> [Stated goal] Leave out the pictures and return every entry exactly as it appears.

> [The records]
____

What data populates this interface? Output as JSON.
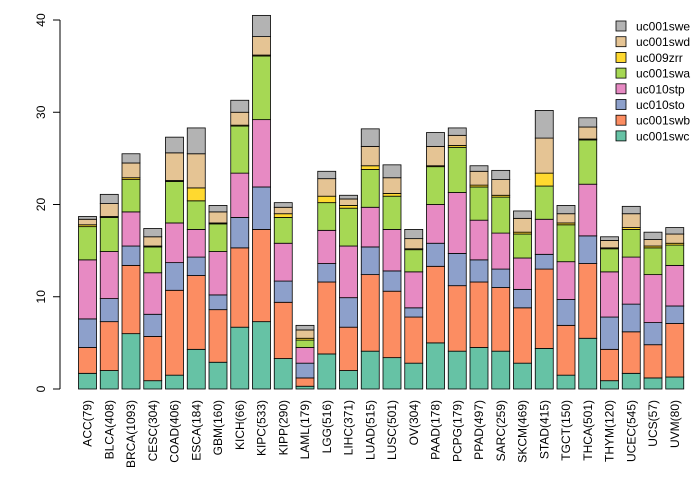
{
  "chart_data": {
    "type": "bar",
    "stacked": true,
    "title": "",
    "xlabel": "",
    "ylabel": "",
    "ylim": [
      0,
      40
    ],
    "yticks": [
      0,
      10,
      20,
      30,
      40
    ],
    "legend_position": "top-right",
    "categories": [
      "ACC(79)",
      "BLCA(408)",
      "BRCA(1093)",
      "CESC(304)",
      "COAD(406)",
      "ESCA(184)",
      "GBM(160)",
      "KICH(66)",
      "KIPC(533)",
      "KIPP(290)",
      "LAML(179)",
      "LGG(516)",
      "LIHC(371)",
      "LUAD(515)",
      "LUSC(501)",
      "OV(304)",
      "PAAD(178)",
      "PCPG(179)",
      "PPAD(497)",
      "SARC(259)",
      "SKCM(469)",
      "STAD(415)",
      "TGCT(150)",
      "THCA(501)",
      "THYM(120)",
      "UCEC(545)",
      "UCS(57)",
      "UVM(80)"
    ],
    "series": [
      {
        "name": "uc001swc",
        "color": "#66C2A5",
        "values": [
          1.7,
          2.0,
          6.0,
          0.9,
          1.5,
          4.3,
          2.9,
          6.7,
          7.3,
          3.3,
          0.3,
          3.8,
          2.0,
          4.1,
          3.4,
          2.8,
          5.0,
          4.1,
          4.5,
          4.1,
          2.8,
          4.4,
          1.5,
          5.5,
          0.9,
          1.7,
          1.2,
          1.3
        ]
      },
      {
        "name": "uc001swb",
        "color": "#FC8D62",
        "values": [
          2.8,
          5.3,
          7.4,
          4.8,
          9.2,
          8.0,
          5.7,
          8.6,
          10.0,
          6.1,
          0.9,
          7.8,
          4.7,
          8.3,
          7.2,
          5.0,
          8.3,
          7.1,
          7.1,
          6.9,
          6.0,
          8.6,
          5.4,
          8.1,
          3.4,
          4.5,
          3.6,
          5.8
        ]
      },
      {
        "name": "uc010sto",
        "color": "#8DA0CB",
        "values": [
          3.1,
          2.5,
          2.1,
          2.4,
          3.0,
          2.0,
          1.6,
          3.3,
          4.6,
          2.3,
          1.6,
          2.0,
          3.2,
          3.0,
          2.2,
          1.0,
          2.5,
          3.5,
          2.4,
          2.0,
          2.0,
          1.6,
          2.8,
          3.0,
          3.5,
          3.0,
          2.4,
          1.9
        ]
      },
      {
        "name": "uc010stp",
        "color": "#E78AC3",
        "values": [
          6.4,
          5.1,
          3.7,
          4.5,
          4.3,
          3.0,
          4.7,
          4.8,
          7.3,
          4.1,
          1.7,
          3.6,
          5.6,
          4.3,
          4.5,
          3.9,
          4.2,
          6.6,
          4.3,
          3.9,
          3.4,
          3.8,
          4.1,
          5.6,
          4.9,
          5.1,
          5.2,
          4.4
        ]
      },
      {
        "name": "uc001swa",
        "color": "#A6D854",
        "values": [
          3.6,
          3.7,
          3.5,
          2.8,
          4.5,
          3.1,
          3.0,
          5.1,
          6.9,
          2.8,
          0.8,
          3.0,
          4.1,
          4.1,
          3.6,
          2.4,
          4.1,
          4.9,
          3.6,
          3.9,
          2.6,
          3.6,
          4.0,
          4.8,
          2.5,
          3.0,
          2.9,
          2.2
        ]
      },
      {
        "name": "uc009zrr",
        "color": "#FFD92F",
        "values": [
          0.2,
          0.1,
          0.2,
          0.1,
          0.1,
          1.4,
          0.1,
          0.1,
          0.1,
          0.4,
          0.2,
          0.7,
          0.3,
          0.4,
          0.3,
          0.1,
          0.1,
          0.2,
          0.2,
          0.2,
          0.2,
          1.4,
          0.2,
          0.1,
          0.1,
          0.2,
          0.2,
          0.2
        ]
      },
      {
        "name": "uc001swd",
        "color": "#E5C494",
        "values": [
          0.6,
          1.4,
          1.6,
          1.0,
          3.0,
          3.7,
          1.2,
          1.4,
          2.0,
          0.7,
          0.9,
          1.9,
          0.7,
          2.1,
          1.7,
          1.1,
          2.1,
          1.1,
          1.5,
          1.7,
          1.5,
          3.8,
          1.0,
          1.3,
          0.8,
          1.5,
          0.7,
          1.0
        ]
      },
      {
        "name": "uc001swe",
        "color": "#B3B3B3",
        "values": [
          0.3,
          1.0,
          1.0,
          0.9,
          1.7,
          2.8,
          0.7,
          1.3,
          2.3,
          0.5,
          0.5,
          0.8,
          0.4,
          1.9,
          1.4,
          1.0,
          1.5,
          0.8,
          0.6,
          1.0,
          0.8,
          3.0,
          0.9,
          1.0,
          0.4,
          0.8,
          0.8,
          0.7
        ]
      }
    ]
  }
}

____

> [Task output]
What data populates this interface? Output as JSON.
{
  "chart_data": {
    "type": "bar",
    "stacked": true,
    "title": "",
    "xlabel": "",
    "ylabel": "",
    "ylim": [
      0,
      40
    ],
    "yticks": [
      0,
      10,
      20,
      30,
      40
    ],
    "legend_position": "top-right",
    "categories": [
      "ACC(79)",
      "BLCA(408)",
      "BRCA(1093)",
      "CESC(304)",
      "COAD(406)",
      "ESCA(184)",
      "GBM(160)",
      "KICH(66)",
      "KIPC(533)",
      "KIPP(290)",
      "LAML(179)",
      "LGG(516)",
      "LIHC(371)",
      "LUAD(515)",
      "LUSC(501)",
      "OV(304)",
      "PAAD(178)",
      "PCPG(179)",
      "PPAD(497)",
      "SARC(259)",
      "SKCM(469)",
      "STAD(415)",
      "TGCT(150)",
      "THCA(501)",
      "THYM(120)",
      "UCEC(545)",
      "UCS(57)",
      "UVM(80)"
    ],
    "series": [
      {
        "name": "uc001swc",
        "color": "#66C2A5",
        "values": [
          1.7,
          2.0,
          6.0,
          0.9,
          1.5,
          4.3,
          2.9,
          6.7,
          7.3,
          3.3,
          0.3,
          3.8,
          2.0,
          4.1,
          3.4,
          2.8,
          5.0,
          4.1,
          4.5,
          4.1,
          2.8,
          4.4,
          1.5,
          5.5,
          0.9,
          1.7,
          1.2,
          1.3
        ]
      },
      {
        "name": "uc001swb",
        "color": "#FC8D62",
        "values": [
          2.8,
          5.3,
          7.4,
          4.8,
          9.2,
          8.0,
          5.7,
          8.6,
          10.0,
          6.1,
          0.9,
          7.8,
          4.7,
          8.3,
          7.2,
          5.0,
          8.3,
          7.1,
          7.1,
          6.9,
          6.0,
          8.6,
          5.4,
          8.1,
          3.4,
          4.5,
          3.6,
          5.8
        ]
      },
      {
        "name": "uc010sto",
        "color": "#8DA0CB",
        "values": [
          3.1,
          2.5,
          2.1,
          2.4,
          3.0,
          2.0,
          1.6,
          3.3,
          4.6,
          2.3,
          1.6,
          2.0,
          3.2,
          3.0,
          2.2,
          1.0,
          2.5,
          3.5,
          2.4,
          2.0,
          2.0,
          1.6,
          2.8,
          3.0,
          3.5,
          3.0,
          2.4,
          1.9
        ]
      },
      {
        "name": "uc010stp",
        "color": "#E78AC3",
        "values": [
          6.4,
          5.1,
          3.7,
          4.5,
          4.3,
          3.0,
          4.7,
          4.8,
          7.3,
          4.1,
          1.7,
          3.6,
          5.6,
          4.3,
          4.5,
          3.9,
          4.2,
          6.6,
          4.3,
          3.9,
          3.4,
          3.8,
          4.1,
          5.6,
          4.9,
          5.1,
          5.2,
          4.4
        ]
      },
      {
        "name": "uc001swa",
        "color": "#A6D854",
        "values": [
          3.6,
          3.7,
          3.5,
          2.8,
          4.5,
          3.1,
          3.0,
          5.1,
          6.9,
          2.8,
          0.8,
          3.0,
          4.1,
          4.1,
          3.6,
          2.4,
          4.1,
          4.9,
          3.6,
          3.9,
          2.6,
          3.6,
          4.0,
          4.8,
          2.5,
          3.0,
          2.9,
          2.2
        ]
      },
      {
        "name": "uc009zrr",
        "color": "#FFD92F",
        "values": [
          0.2,
          0.1,
          0.2,
          0.1,
          0.1,
          1.4,
          0.1,
          0.1,
          0.1,
          0.4,
          0.2,
          0.7,
          0.3,
          0.4,
          0.3,
          0.1,
          0.1,
          0.2,
          0.2,
          0.2,
          0.2,
          1.4,
          0.2,
          0.1,
          0.1,
          0.2,
          0.2,
          0.2
        ]
      },
      {
        "name": "uc001swd",
        "color": "#E5C494",
        "values": [
          0.6,
          1.4,
          1.6,
          1.0,
          3.0,
          3.7,
          1.2,
          1.4,
          2.0,
          0.7,
          0.9,
          1.9,
          0.7,
          2.1,
          1.7,
          1.1,
          2.1,
          1.1,
          1.5,
          1.7,
          1.5,
          3.8,
          1.0,
          1.3,
          0.8,
          1.5,
          0.7,
          1.0
        ]
      },
      {
        "name": "uc001swe",
        "color": "#B3B3B3",
        "values": [
          0.3,
          1.0,
          1.0,
          0.9,
          1.7,
          2.8,
          0.7,
          1.3,
          2.3,
          0.5,
          0.5,
          0.8,
          0.4,
          1.9,
          1.4,
          1.0,
          1.5,
          0.8,
          0.6,
          1.0,
          0.8,
          3.0,
          0.9,
          1.0,
          0.4,
          0.8,
          0.8,
          0.7
        ]
      }
    ]
  }
}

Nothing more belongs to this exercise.